TASK PROMPT = The answer must be every line below that holds the word "sexual".

[Saved entries]
*****
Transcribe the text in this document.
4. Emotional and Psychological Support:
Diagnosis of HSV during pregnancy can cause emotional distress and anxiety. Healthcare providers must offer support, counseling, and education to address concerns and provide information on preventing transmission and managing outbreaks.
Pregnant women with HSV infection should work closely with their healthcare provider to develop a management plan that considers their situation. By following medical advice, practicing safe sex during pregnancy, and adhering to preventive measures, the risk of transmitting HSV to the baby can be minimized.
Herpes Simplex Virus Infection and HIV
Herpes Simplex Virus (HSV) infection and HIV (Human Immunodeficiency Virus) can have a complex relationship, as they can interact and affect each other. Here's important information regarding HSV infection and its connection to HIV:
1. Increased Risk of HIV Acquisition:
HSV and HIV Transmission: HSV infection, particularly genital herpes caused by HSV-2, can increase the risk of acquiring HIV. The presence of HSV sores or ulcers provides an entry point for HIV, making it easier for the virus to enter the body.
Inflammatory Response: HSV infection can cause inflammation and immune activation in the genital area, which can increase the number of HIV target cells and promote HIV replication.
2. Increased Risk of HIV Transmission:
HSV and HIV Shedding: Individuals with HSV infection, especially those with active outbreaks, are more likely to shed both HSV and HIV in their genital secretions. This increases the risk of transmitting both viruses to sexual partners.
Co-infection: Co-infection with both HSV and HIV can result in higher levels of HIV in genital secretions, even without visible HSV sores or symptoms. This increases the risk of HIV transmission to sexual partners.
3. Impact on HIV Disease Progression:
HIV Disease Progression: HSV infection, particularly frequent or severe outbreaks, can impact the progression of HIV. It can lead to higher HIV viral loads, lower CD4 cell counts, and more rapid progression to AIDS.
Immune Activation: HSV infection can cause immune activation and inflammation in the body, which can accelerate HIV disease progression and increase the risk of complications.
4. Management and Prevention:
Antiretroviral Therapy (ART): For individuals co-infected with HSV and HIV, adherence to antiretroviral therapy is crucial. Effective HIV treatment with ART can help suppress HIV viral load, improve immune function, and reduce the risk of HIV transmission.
*****
TASK ANSWER =
HSV and HIV Shedding: Individuals with HSV infection, especially those with active outbreaks, are more likely to shed both HSV and HIV in their genital secretions. This increases the risk of transmitting both viruses to sexual partners.
Co-infection: Co-infection with both HSV and HIV can result in higher levels of HIV in genital secretions, even without visible HSV sores or symptoms. This increases the risk of HIV transmission to sexual partners.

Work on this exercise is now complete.